*Recorded information:*
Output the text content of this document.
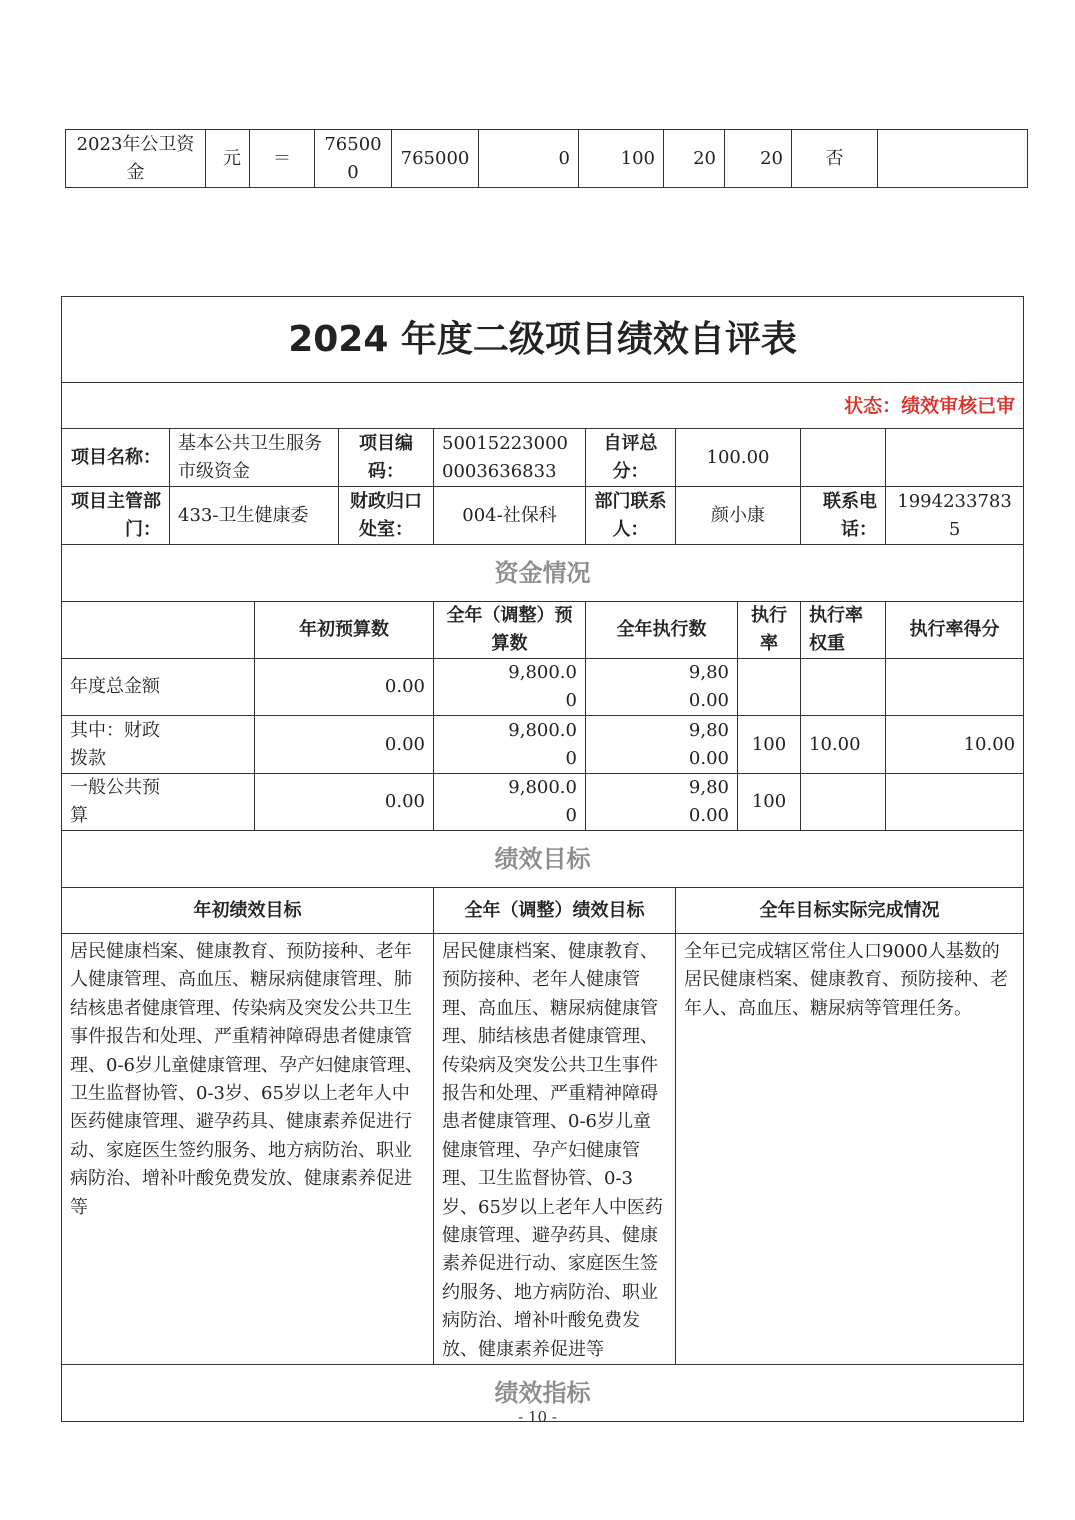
2023年公卫资金	元	＝	765000	765000	0	100	20	20	否	
2024 年度二级项目绩效自评表									
状态：绩效审核已审									
项目名称：	基本公共卫生服务市级资金		项目编码：	500152230000003636833	自评总分：	100.00			
项目主管部门：	433-卫生健康委		财政归口处室：	004-社保科	部门联系人：	颜小康		联系电话：	19942337835
资金情况									
		年初预算数		全年（调整）预算数	全年执行数		执行率	执行率权重	执行率得分
年度总金额		0.00		9,800.00	9,800.00				
其中：财政拨款		0.00		9,800.00	9,800.00		100	10.00	10.00
一般公共预算		0.00		9,800.00	9,800.00		100		
绩效目标									
年初绩效目标				全年（调整）绩效目标		全年目标实际完成情况			
居民健康档案、健康教育、预防接种、老年人健康管理、高血压、糖尿病健康管理、肺结核患者健康管理、传染病及突发公共卫生事件报告和处理、严重精神障碍患者健康管理、0-6岁儿童健康管理、孕产妇健康管理、卫生监督协管、0-3岁、65岁以上老年人中医药健康管理、避孕药具、健康素养促进行动、家庭医生签约服务、地方病防治、职业病防治、增补叶酸免费发放、健康素养促进等				居民健康档案、健康教育、预防接种、老年人健康管理、高血压、糖尿病健康管理、肺结核患者健康管理、传染病及突发公共卫生事件报告和处理、严重精神障碍患者健康管理、0-6岁儿童健康管理、孕产妇健康管理、卫生监督协管、0-3岁、65岁以上老年人中医药健康管理、避孕药具、健康素养促进行动、家庭医生签约服务、地方病防治、职业病防治、增补叶酸免费发放、健康素养促进等		全年已完成辖区常住人口9000人基数的居民健康档案、健康教育、预防接种、老年人、高血压、糖尿病等管理任务。			
绩效指标									
- 10 -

*Instruction:*
Repeat the records in full, exactly as they appear, without the pictures.

*Full answer:*
Output the text content of this document.
2023年公卫资金	元	＝	765000	765000	0	100	20	20	否	
2024 年度二级项目绩效自评表									
状态：绩效审核已审									
项目名称：	基本公共卫生服务市级资金		项目编码：	500152230000003636833	自评总分：	100.00			
项目主管部门：	433-卫生健康委		财政归口处室：	004-社保科	部门联系人：	颜小康		联系电话：	19942337835
资金情况									
		年初预算数		全年（调整）预算数	全年执行数		执行率	执行率权重	执行率得分
年度总金额		0.00		9,800.00	9,800.00				
其中：财政拨款		0.00		9,800.00	9,800.00		100	10.00	10.00
一般公共预算		0.00		9,800.00	9,800.00		100		
绩效目标									
年初绩效目标				全年（调整）绩效目标		全年目标实际完成情况			
居民健康档案、健康教育、预防接种、老年人健康管理、高血压、糖尿病健康管理、肺结核患者健康管理、传染病及突发公共卫生事件报告和处理、严重精神障碍患者健康管理、0-6岁儿童健康管理、孕产妇健康管理、卫生监督协管、0-3岁、65岁以上老年人中医药健康管理、避孕药具、健康素养促进行动、家庭医生签约服务、地方病防治、职业病防治、增补叶酸免费发放、健康素养促进等				居民健康档案、健康教育、预防接种、老年人健康管理、高血压、糖尿病健康管理、肺结核患者健康管理、传染病及突发公共卫生事件报告和处理、严重精神障碍患者健康管理、0-6岁儿童健康管理、孕产妇健康管理、卫生监督协管、0-3岁、65岁以上老年人中医药健康管理、避孕药具、健康素养促进行动、家庭医生签约服务、地方病防治、职业病防治、增补叶酸免费发放、健康素养促进等		全年已完成辖区常住人口9000人基数的居民健康档案、健康教育、预防接种、老年人、高血压、糖尿病等管理任务。			
绩效指标									
- 10 -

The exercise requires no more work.